▸ **What you will do**
Go through the lines below. Copy those with "excitations".

Data entries
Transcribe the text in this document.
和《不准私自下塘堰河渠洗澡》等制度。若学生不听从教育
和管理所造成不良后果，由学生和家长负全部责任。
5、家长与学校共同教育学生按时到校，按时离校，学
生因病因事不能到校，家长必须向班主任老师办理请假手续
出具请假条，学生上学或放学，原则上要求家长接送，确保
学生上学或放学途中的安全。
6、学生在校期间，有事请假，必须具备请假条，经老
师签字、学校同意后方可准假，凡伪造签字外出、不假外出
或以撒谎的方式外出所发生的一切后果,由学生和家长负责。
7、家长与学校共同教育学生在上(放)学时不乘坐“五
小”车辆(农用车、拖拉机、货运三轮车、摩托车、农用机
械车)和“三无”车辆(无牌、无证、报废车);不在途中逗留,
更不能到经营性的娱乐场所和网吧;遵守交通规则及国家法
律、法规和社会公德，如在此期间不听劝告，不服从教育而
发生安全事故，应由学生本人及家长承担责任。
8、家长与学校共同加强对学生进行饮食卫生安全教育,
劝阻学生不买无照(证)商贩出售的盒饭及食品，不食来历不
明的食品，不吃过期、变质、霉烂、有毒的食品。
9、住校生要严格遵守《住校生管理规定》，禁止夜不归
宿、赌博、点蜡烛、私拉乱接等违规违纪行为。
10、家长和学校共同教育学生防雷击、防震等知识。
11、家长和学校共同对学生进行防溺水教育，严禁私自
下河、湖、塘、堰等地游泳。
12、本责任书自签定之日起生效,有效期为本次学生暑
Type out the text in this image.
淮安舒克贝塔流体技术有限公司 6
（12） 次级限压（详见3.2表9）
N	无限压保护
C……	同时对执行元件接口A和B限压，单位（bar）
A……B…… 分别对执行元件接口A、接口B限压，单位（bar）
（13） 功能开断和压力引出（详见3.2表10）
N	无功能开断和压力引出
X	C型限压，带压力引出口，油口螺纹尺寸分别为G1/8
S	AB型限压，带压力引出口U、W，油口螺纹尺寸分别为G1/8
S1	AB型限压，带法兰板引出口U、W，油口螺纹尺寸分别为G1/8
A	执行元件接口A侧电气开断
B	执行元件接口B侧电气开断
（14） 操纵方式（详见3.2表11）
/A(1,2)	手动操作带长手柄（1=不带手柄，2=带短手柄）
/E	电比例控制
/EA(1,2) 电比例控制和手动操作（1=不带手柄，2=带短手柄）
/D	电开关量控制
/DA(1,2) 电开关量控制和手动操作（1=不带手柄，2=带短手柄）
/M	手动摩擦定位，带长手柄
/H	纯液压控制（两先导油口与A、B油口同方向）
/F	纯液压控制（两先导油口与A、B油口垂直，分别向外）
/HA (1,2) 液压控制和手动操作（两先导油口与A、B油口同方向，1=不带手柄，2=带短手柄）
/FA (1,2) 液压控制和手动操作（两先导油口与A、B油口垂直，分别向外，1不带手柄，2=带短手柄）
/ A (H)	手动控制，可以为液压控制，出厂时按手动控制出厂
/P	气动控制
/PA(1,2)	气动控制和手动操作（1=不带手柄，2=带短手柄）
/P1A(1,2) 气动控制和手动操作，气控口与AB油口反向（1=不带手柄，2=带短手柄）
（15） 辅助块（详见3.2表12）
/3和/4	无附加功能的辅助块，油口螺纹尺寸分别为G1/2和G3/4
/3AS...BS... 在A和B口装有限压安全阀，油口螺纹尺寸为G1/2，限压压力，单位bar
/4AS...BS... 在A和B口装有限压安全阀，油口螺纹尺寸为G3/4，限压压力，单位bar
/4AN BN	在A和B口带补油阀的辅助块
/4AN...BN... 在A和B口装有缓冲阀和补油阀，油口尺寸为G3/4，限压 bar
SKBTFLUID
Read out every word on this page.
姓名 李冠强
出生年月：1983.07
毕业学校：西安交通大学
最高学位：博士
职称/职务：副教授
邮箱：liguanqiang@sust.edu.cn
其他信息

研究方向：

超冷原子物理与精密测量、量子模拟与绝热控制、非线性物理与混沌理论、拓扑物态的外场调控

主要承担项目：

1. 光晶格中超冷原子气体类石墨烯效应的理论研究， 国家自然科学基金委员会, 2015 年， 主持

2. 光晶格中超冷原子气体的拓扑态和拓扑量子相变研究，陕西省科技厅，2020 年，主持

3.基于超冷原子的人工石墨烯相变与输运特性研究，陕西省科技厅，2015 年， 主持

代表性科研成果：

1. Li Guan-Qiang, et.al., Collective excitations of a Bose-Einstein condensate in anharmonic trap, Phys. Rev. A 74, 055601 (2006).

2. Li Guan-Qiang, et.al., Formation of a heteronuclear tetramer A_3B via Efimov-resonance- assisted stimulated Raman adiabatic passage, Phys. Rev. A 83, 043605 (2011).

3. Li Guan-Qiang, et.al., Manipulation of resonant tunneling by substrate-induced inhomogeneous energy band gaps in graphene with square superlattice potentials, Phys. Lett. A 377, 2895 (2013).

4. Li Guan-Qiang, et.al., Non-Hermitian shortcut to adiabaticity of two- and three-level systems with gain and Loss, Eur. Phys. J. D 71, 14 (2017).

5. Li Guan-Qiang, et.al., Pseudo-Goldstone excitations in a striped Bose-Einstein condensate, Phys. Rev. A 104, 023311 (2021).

▸ **Full answer**
1. Li Guan-Qiang, et.al., Collective excitations of a Bose-Einstein condensate in anharmonic trap, Phys. Rev. A 74, 055601 (2006).
5. Li Guan-Qiang, et.al., Pseudo-Goldstone excitations in a striped Bose-Einstein condensate, Phys. Rev. A 104, 023311 (2021).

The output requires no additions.